GOAL
Quote every line of the material beneath this one.
======== DATASET EXCERPTS
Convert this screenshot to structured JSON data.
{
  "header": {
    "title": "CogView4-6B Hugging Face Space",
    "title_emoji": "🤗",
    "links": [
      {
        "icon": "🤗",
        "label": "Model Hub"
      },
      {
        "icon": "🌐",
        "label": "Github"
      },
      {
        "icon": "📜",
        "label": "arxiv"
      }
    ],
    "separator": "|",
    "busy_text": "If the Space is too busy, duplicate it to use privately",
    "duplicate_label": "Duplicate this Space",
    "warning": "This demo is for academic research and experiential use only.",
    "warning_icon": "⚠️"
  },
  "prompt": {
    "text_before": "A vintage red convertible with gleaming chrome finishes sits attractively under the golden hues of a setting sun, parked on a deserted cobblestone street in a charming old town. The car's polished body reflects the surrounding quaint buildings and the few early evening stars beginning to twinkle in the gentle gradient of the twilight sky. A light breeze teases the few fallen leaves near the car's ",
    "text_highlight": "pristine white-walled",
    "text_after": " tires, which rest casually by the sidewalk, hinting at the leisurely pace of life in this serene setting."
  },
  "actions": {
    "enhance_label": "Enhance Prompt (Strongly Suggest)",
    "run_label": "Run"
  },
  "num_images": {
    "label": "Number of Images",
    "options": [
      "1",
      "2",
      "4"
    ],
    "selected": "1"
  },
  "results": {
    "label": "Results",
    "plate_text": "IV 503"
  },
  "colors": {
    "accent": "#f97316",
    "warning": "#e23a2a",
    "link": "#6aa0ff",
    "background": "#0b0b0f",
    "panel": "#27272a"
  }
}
================
RESULT
Convert this screenshot to structured JSON data.
{
  "header": {
    "title": "CogView4-6B Hugging Face Space",
    "title_emoji": "🤗",
    "links": [
      {
        "icon": "🤗",
        "label": "Model Hub"
      },
      {
        "icon": "🌐",
        "label": "Github"
      },
      {
        "icon": "📜",
        "label": "arxiv"
      }
    ],
    "separator": "|",
    "busy_text": "If the Space is too busy, duplicate it to use privately",
    "duplicate_label": "Duplicate this Space",
    "warning": "This demo is for academic research and experiential use only.",
    "warning_icon": "⚠️"
  },
  "prompt": {
    "text_before": "A vintage red convertible with gleaming chrome finishes sits attractively under the golden hues of a setting sun, parked on a deserted cobblestone street in a charming old town. The car's polished body reflects the surrounding quaint buildings and the few early evening stars beginning to twinkle in the gentle gradient of the twilight sky. A light breeze teases the few fallen leaves near the car's ",
    "text_highlight": "pristine white-walled",
    "text_after": " tires, which rest casually by the sidewalk, hinting at the leisurely pace of life in this serene setting."
  },
  "actions": {
    "enhance_label": "Enhance Prompt (Strongly Suggest)",
    "run_label": "Run"
  },
  "num_images": {
    "label": "Number of Images",
    "options": [
      "1",
      "2",
      "4"
    ],
    "selected": "1"
  },
  "results": {
    "label": "Results",
    "plate_text": "IV 503"
  },
  "colors": {
    "accent": "#f97316",
    "warning": "#e23a2a",
    "link": "#6aa0ff",
    "background": "#0b0b0f",
    "panel": "#27272a"
  }
}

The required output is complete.